TASK BRIEF:
Copy the listing below in full and skip every picture.
___ EXERCISE INPUT
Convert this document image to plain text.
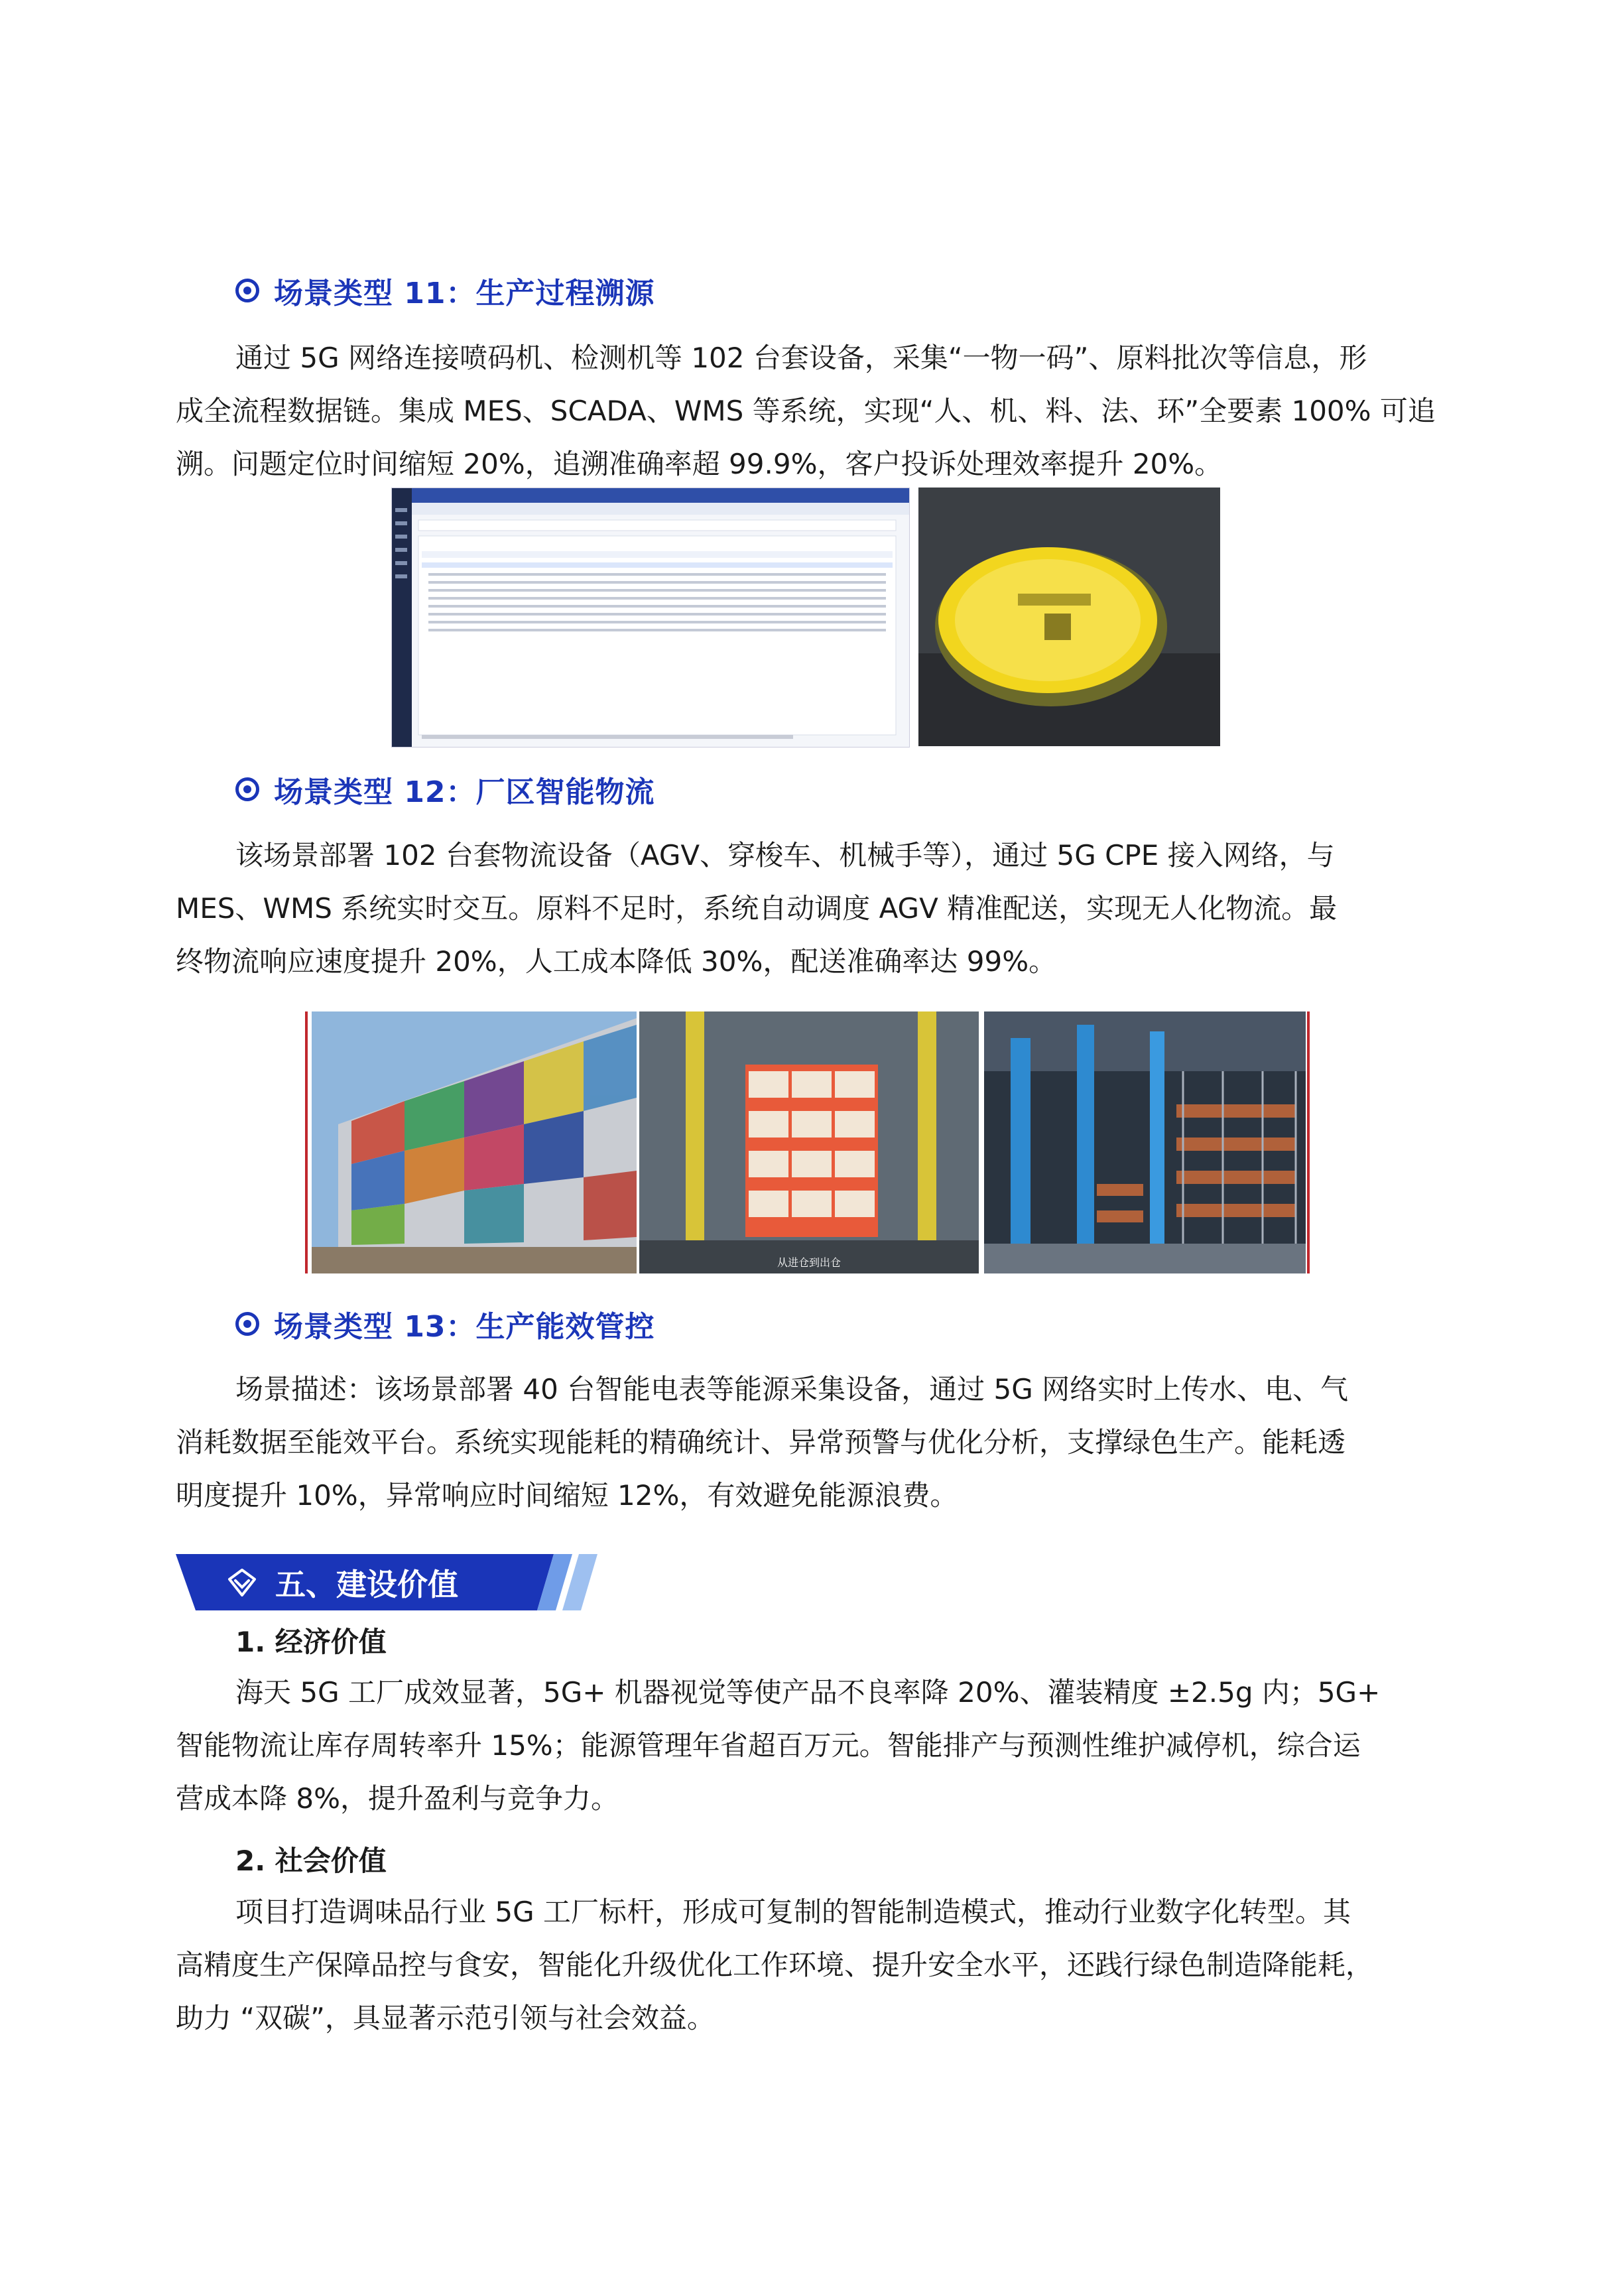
场景类型 11：生产过程溯源
通过 5G 网络连接喷码机、检测机等 102 台套设备，采集“一物一码”、原料批次等信息，形
成全流程数据链。集成 MES、SCADA、WMS 等系统，实现“人、机、料、法、环”全要素 100% 可追
溯。问题定位时间缩短 20%，追溯准确率超 99.9%，客户投诉处理效率提升 20%。
场景类型 12：厂区智能物流
该场景部署 102 台套物流设备（AGV、穿梭车、机械手等），通过 5G CPE 接入网络，与
MES、WMS 系统实时交互。原料不足时，系统自动调度 AGV 精准配送，实现无人化物流。最
终物流响应速度提升 20%，人工成本降低 30%，配送准确率达 99%。
从进仓到出仓
场景类型 13：生产能效管控
场景描述：该场景部署 40 台智能电表等能源采集设备，通过 5G 网络实时上传水、电、气
消耗数据至能效平台。系统实现能耗的精确统计、异常预警与优化分析，支撑绿色生产。能耗透
明度提升 10%，异常响应时间缩短 12%，有效避免能源浪费。
五、建设价值
1. 经济价值
海天 5G 工厂成效显著，5G+ 机器视觉等使产品不良率降 20%、灌装精度 ±2.5g 内；5G+
智能物流让库存周转率升 15%；能源管理年省超百万元。智能排产与预测性维护减停机，综合运
营成本降 8%，提升盈利与竞争力。
2. 社会价值
项目打造调味品行业 5G 工厂标杆，形成可复制的智能制造模式，推动行业数字化转型。其
高精度生产保障品控与食安，智能化升级优化工作环境、提升安全水平，还践行绿色制造降能耗，
助力 “双碳”，具显著示范引领与社会效益。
______
SOLUTION TO THIS PROBLEM:
Convert this document image to plain text.
场景类型 11：生产过程溯源
通过 5G 网络连接喷码机、检测机等 102 台套设备，采集“一物一码”、原料批次等信息，形
成全流程数据链。集成 MES、SCADA、WMS 等系统，实现“人、机、料、法、环”全要素 100% 可追
溯。问题定位时间缩短 20%，追溯准确率超 99.9%，客户投诉处理效率提升 20%。
场景类型 12：厂区智能物流
该场景部署 102 台套物流设备（AGV、穿梭车、机械手等），通过 5G CPE 接入网络，与
MES、WMS 系统实时交互。原料不足时，系统自动调度 AGV 精准配送，实现无人化物流。最
终物流响应速度提升 20%，人工成本降低 30%，配送准确率达 99%。
从进仓到出仓
场景类型 13：生产能效管控
场景描述：该场景部署 40 台智能电表等能源采集设备，通过 5G 网络实时上传水、电、气
消耗数据至能效平台。系统实现能耗的精确统计、异常预警与优化分析，支撑绿色生产。能耗透
明度提升 10%，异常响应时间缩短 12%，有效避免能源浪费。
五、建设价值
1. 经济价值
海天 5G 工厂成效显著，5G+ 机器视觉等使产品不良率降 20%、灌装精度 ±2.5g 内；5G+
智能物流让库存周转率升 15%；能源管理年省超百万元。智能排产与预测性维护减停机，综合运
营成本降 8%，提升盈利与竞争力。
2. 社会价值
项目打造调味品行业 5G 工厂标杆，形成可复制的智能制造模式，推动行业数字化转型。其
高精度生产保障品控与食安，智能化升级优化工作环境、提升安全水平，还践行绿色制造降能耗，
助力 “双碳”，具显著示范引领与社会效益。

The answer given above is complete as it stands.